====== RECORDS PROVIDED

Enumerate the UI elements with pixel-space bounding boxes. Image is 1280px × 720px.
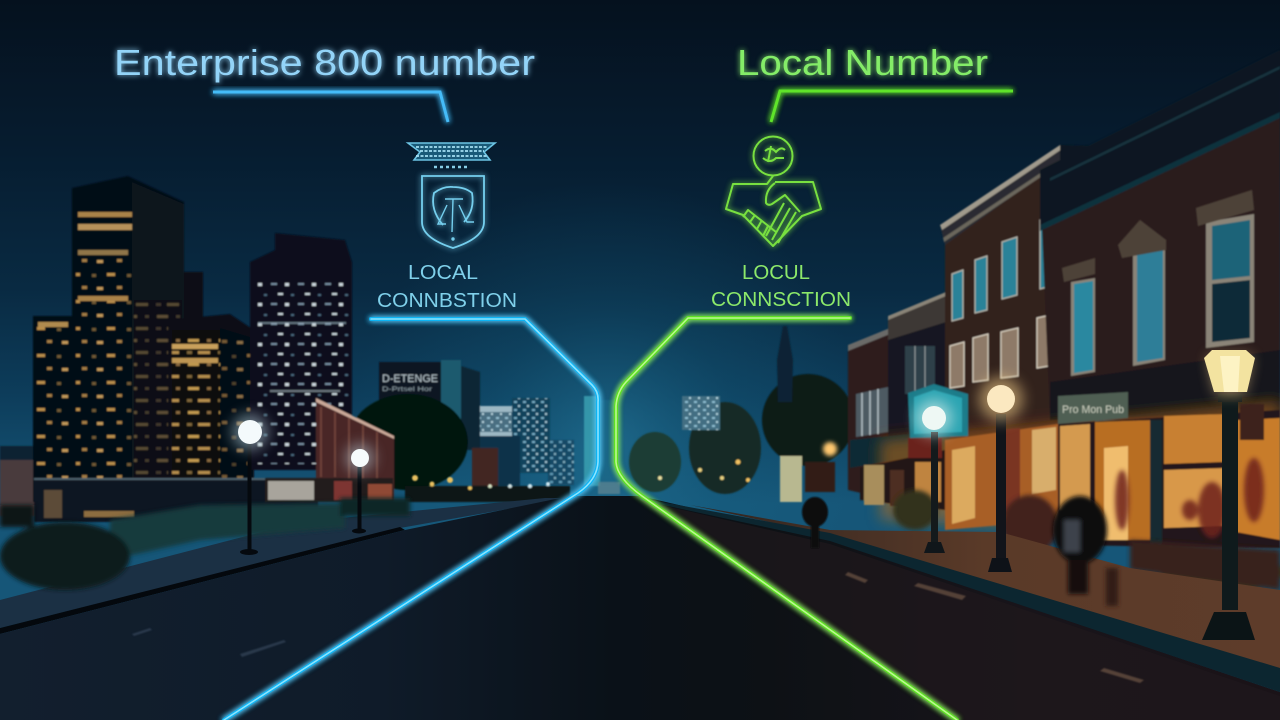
middle brick building [945, 160, 1095, 520]
small red block far [472, 448, 498, 490]
left low pink building [0, 446, 36, 516]
office block: lower left [33, 316, 77, 502]
panel: centre portal [584, 396, 620, 494]
panel: street lights in trees, distance [405, 475, 570, 502]
arrow: green heading bracket [771, 91, 1013, 122]
icon: green coin [754, 136, 792, 176]
teal sign [908, 384, 968, 438]
glass tower [250, 233, 352, 470]
small brick building [848, 328, 892, 500]
dark billboard building [379, 360, 480, 452]
trees [348, 394, 468, 490]
icon: green handshake [726, 176, 821, 246]
storefront right: Pro Mon Pub [1062, 404, 1124, 416]
lane markings [132, 572, 1144, 683]
upper windows [952, 216, 1055, 321]
red building [265, 398, 394, 502]
icon: cyclist [802, 497, 828, 548]
dark billboard building: D-ETENGE [382, 373, 438, 385]
text: connection green label: CONNSCTION [711, 289, 851, 311]
office block: lower right [168, 314, 254, 500]
icon: enterprise shield [422, 176, 484, 248]
panel: main street buildings [629, 50, 1280, 592]
awning band [1050, 350, 1280, 420]
dark brick corner building [1040, 62, 1280, 420]
icon: right street lamps [916, 350, 1255, 640]
text: connection blue label: CONNBSTION [377, 290, 517, 312]
text: LOCAL blue label: LOCAL [408, 262, 478, 284]
podium [34, 478, 318, 522]
storefront left [780, 438, 945, 510]
icon: left street lamps [232, 414, 374, 555]
trees right distance [629, 374, 854, 494]
arrow: green neon route [616, 318, 957, 720]
icon: enterprise banner [408, 143, 495, 167]
panel: right sidewalk and curb [640, 498, 1280, 692]
bushes [893, 490, 1280, 592]
storefront right [1058, 392, 1280, 548]
far city blocks [480, 398, 574, 486]
panel: road [0, 496, 1280, 720]
bay building [888, 292, 948, 510]
lower cream windows [950, 314, 1055, 388]
heading: Enterprise 800 number: Enterprise 800 number [114, 42, 535, 83]
shops glow [880, 400, 1280, 540]
heading: Local Number: Local Number [737, 42, 988, 83]
big windows [1062, 190, 1254, 376]
icon: blurred pedestrian [1053, 496, 1118, 606]
icon: lamp glow distant [823, 442, 837, 456]
panel: downtown skyline [0, 176, 574, 522]
arrow: blue heading bracket [213, 92, 448, 122]
storefront mid [945, 424, 1058, 530]
spire [777, 326, 793, 402]
dark billboard building: D-Prtsel Hor [382, 387, 432, 393]
office tower: tallest [72, 176, 203, 492]
panel: hedges and left sidewalk [0, 498, 570, 634]
arrow: blue neon route [224, 319, 598, 720]
text: LOCUL green label: LOCUL [742, 262, 810, 284]
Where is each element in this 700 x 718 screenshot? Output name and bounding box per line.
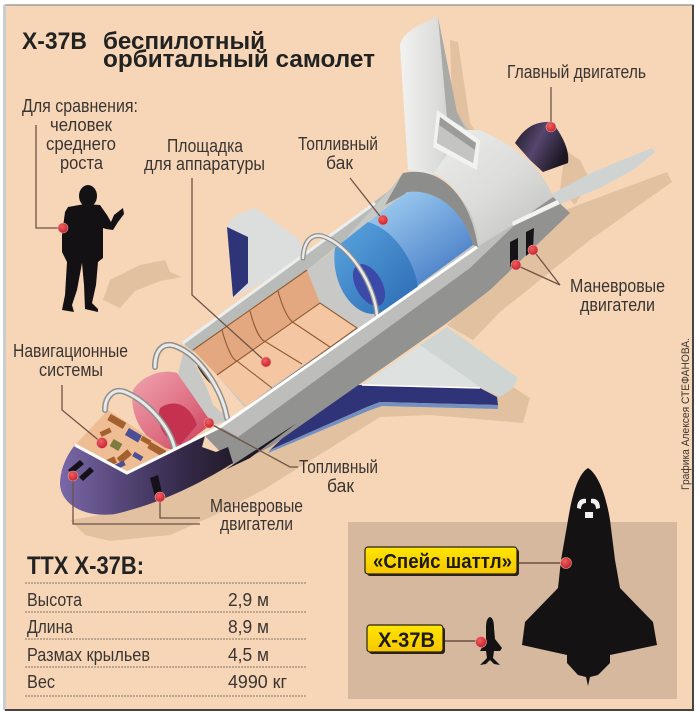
aircraft shadows [70, 40, 672, 541]
maneuvering thrusters, rear [510, 228, 534, 267]
label: payload platform: для аппаратуры [144, 154, 265, 174]
label: navigation systems: Навигационные [13, 341, 128, 361]
label: fuel tank top: Топливный [298, 134, 378, 154]
navigation bay [75, 410, 173, 473]
table row: length: 8,9 м [228, 617, 269, 637]
label: human comparison: среднего [46, 134, 116, 154]
shuttle comparison panel [348, 468, 677, 699]
table row: length: Длина [27, 617, 74, 637]
label: maneuvering engines bottom [210, 496, 303, 534]
label: x-37b: Х-37В [378, 629, 435, 652]
shuttle silhouette [522, 468, 657, 686]
title: орбитальный самолет [103, 46, 375, 73]
label: fuel tank bottom [299, 457, 378, 496]
rear wing [511, 148, 655, 226]
label: human comparison: роста [60, 153, 104, 173]
nose cone [60, 247, 477, 515]
table row: height: 2,9 м [228, 590, 269, 610]
label: x-37b [367, 625, 480, 654]
table row: wingspan: 4,5 м [228, 645, 269, 665]
title: беспилотный [103, 28, 265, 55]
lower wing [268, 327, 518, 453]
callout lines [36, 87, 560, 524]
frame rings [105, 236, 377, 450]
label: fuel tank bottom: бак [327, 476, 354, 496]
label: human comparison: человек [50, 115, 112, 135]
label: maneuvering engines right: Маневровые [570, 276, 665, 296]
label: fuel tank top: бак [326, 153, 353, 173]
fuel tank: blue [334, 192, 473, 314]
label: maneuvering engines bottom: Маневровые [210, 496, 303, 516]
table row: weight: Вес [27, 672, 55, 692]
table row: wingspan: Размах крыльев [27, 645, 150, 665]
label: maneuvering engines right [570, 276, 665, 315]
table row: length [27, 617, 269, 637]
payload bay [193, 270, 357, 407]
label: payload platform: Площадка [167, 136, 244, 156]
table row: height: Высота [27, 590, 83, 610]
specifications table [25, 552, 307, 696]
label: fuel tank bottom: Топливный [299, 457, 378, 477]
air intake [433, 110, 480, 170]
label: maneuvering engines right: двигатели [580, 295, 655, 315]
table row: height [27, 590, 269, 610]
x-37b silhouette [480, 617, 502, 665]
human silhouette [62, 185, 124, 312]
title: Х-37В [22, 28, 87, 55]
label: space shuttle: «Спейс шаттл» [373, 551, 512, 573]
label: payload platform [144, 136, 265, 174]
table row: weight [27, 672, 287, 692]
fuselage body [183, 130, 570, 465]
title [22, 28, 375, 73]
label: main engine: Главный двигатель [507, 62, 646, 82]
label: navigation systems: системы [39, 360, 103, 380]
label: human comparison: Для сравнения: [22, 96, 138, 116]
main engine [515, 122, 568, 172]
table heading: ТТХ Х-37В: [27, 552, 144, 580]
upper tail fin [400, 17, 470, 178]
fuel tank: pink [132, 345, 230, 450]
callout dots [58, 122, 572, 648]
left wing [227, 208, 305, 298]
graphic credit: Графика Алексея СТЕФАНОВА. [680, 338, 692, 490]
label: human comparison [22, 96, 138, 173]
label: fuel tank top [298, 134, 378, 173]
label: navigation systems [13, 341, 128, 380]
table row: weight: 4990 кг [228, 672, 287, 692]
label: space shuttle [365, 547, 565, 576]
label: maneuvering engines bottom: двигатели [220, 514, 293, 534]
interior base [193, 177, 478, 410]
table row: wingspan [27, 645, 269, 665]
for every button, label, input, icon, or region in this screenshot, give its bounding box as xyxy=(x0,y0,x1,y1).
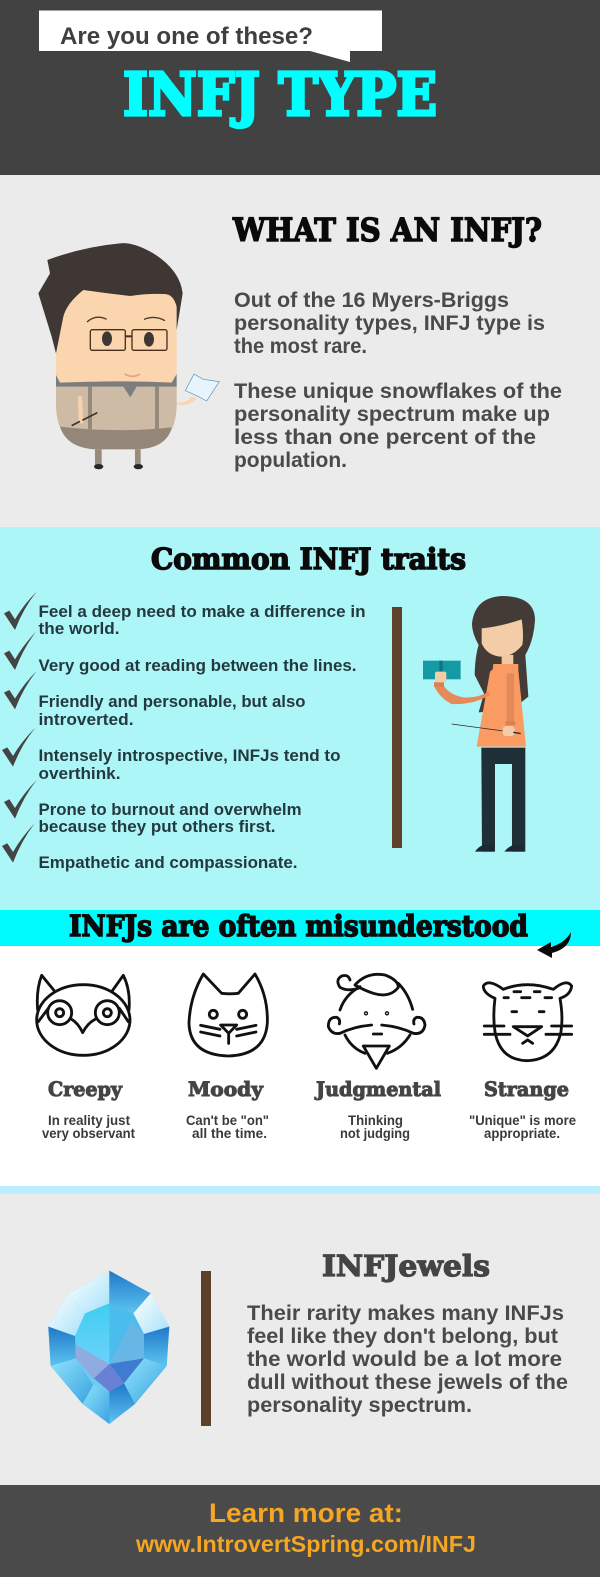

============

WHAT NEEDS TO BE DONE: Reproduce all of the records above verbatim, omitting the pictures from your answer.

WRITTEN SOLUTION:
Enumerate the UI elements with pixel-space bounding boxes. Image is 1280px × 720px.
middle brick building [945, 160, 1095, 520]
small red block far [472, 448, 498, 490]
left low pink building [0, 446, 36, 516]
office block: lower left [33, 316, 77, 502]
panel: centre portal [584, 396, 620, 494]
panel: street lights in trees, distance [405, 475, 570, 502]
arrow: green heading bracket [771, 91, 1013, 122]
icon: green coin [754, 136, 792, 176]
teal sign [908, 384, 968, 438]
glass tower [250, 233, 352, 470]
small brick building [848, 328, 892, 500]
dark billboard building [379, 360, 480, 452]
trees [348, 394, 468, 490]
icon: green handshake [726, 176, 821, 246]
storefront right: Pro Mon Pub [1062, 404, 1124, 416]
lane markings [132, 572, 1144, 683]
upper windows [952, 216, 1055, 321]
red building [265, 398, 394, 502]
icon: cyclist [802, 497, 828, 548]
dark billboard building: D-ETENGE [382, 373, 438, 385]
text: connection green label: CONNSCTION [711, 289, 851, 311]
office block: lower right [168, 314, 254, 500]
icon: enterprise shield [422, 176, 484, 248]
panel: main street buildings [629, 50, 1280, 592]
awning band [1050, 350, 1280, 420]
dark brick corner building [1040, 62, 1280, 420]
icon: right street lamps [916, 350, 1255, 640]
text: connection blue label: CONNBSTION [377, 290, 517, 312]
text: LOCAL blue label: LOCAL [408, 262, 478, 284]
podium [34, 478, 318, 522]
storefront left [780, 438, 945, 510]
icon: left street lamps [232, 414, 374, 555]
trees right distance [629, 374, 854, 494]
arrow: green neon route [616, 318, 957, 720]
icon: enterprise banner [408, 143, 495, 167]
panel: right sidewalk and curb [640, 498, 1280, 692]
bushes [893, 490, 1280, 592]
storefront right [1058, 392, 1280, 548]
far city blocks [480, 398, 574, 486]
panel: road [0, 496, 1280, 720]
bay building [888, 292, 948, 510]
lower cream windows [950, 314, 1055, 388]
heading: Enterprise 800 number: Enterprise 800 number [114, 42, 535, 83]
shops glow [880, 400, 1280, 540]
heading: Local Number: Local Number [737, 42, 988, 83]
big windows [1062, 190, 1254, 376]
icon: blurred pedestrian [1053, 496, 1118, 606]
icon: lamp glow distant [823, 442, 837, 456]
panel: downtown skyline [0, 176, 574, 522]
arrow: blue heading bracket [213, 92, 448, 122]
storefront mid [945, 424, 1058, 530]
spire [777, 326, 793, 402]
dark billboard building: D-Prtsel Hor [382, 387, 432, 393]
office tower: tallest [72, 176, 203, 492]
panel: hedges and left sidewalk [0, 498, 570, 634]
arrow: blue neon route [224, 319, 598, 720]
text: LOCUL green label: LOCUL [742, 262, 810, 284]
Where is each element in this 700 x 718 screenshot? Output name and bounding box per line.
aircraft shadows [70, 40, 672, 541]
maneuvering thrusters, rear [510, 228, 534, 267]
label: payload platform: для аппаратуры [144, 154, 265, 174]
label: navigation systems: Навигационные [13, 341, 128, 361]
label: fuel tank top: Топливный [298, 134, 378, 154]
navigation bay [75, 410, 173, 473]
table row: length: 8,9 м [228, 617, 269, 637]
label: human comparison: среднего [46, 134, 116, 154]
shuttle comparison panel [348, 468, 677, 699]
table row: length: Длина [27, 617, 74, 637]
label: maneuvering engines bottom [210, 496, 303, 534]
label: x-37b: Х-37В [378, 629, 435, 652]
shuttle silhouette [522, 468, 657, 686]
title: орбитальный самолет [103, 46, 375, 73]
label: fuel tank bottom [299, 457, 378, 496]
rear wing [511, 148, 655, 226]
label: human comparison: роста [60, 153, 104, 173]
nose cone [60, 247, 477, 515]
table row: height: 2,9 м [228, 590, 269, 610]
label: x-37b [367, 625, 480, 654]
table row: wingspan: 4,5 м [228, 645, 269, 665]
title: беспилотный [103, 28, 265, 55]
lower wing [268, 327, 518, 453]
callout lines [36, 87, 560, 524]
frame rings [105, 236, 377, 450]
label: fuel tank bottom: бак [327, 476, 354, 496]
label: human comparison: человек [50, 115, 112, 135]
label: maneuvering engines right: Маневровые [570, 276, 665, 296]
label: fuel tank top: бак [326, 153, 353, 173]
fuel tank: blue [334, 192, 473, 314]
label: maneuvering engines bottom: Маневровые [210, 496, 303, 516]
table row: weight: Вес [27, 672, 55, 692]
table row: wingspan: Размах крыльев [27, 645, 150, 665]
label: maneuvering engines right [570, 276, 665, 315]
table row: length [27, 617, 269, 637]
payload bay [193, 270, 357, 407]
label: payload platform: Площадка [167, 136, 244, 156]
table row: height: Высота [27, 590, 83, 610]
specifications table [25, 552, 307, 696]
label: fuel tank bottom: Топливный [299, 457, 378, 477]
air intake [433, 110, 480, 170]
label: maneuvering engines right: двигатели [580, 295, 655, 315]
table row: height [27, 590, 269, 610]
x-37b silhouette [480, 617, 502, 665]
human silhouette [62, 185, 124, 312]
title: Х-37В [22, 28, 87, 55]
label: space shuttle: «Спейс шаттл» [373, 551, 512, 573]
label: payload platform [144, 136, 265, 174]
table row: weight [27, 672, 287, 692]
fuselage body [183, 130, 570, 465]
title [22, 28, 375, 73]
label: main engine: Главный двигатель [507, 62, 646, 82]
label: navigation systems: системы [39, 360, 103, 380]
label: human comparison: Для сравнения: [22, 96, 138, 116]
main engine [515, 122, 568, 172]
table heading: ТТХ Х-37В: [27, 552, 144, 580]
upper tail fin [400, 17, 470, 178]
fuel tank: pink [132, 345, 230, 450]
callout dots [58, 122, 572, 648]
left wing [227, 208, 305, 298]
graphic credit: Графика Алексея СТЕФАНОВА. [680, 338, 692, 490]
label: human comparison [22, 96, 138, 173]
label: fuel tank top [298, 134, 378, 173]
label: navigation systems [13, 341, 128, 380]
table row: weight: 4990 кг [228, 672, 287, 692]
label: space shuttle [365, 547, 565, 576]
label: maneuvering engines bottom: двигатели [220, 514, 293, 534]
interior base [193, 177, 478, 410]
table row: wingspan [27, 645, 269, 665]
for every button, label, input, icon, or region in this screenshot, give its bounding box as xyxy=(x0,y0,x1,y1).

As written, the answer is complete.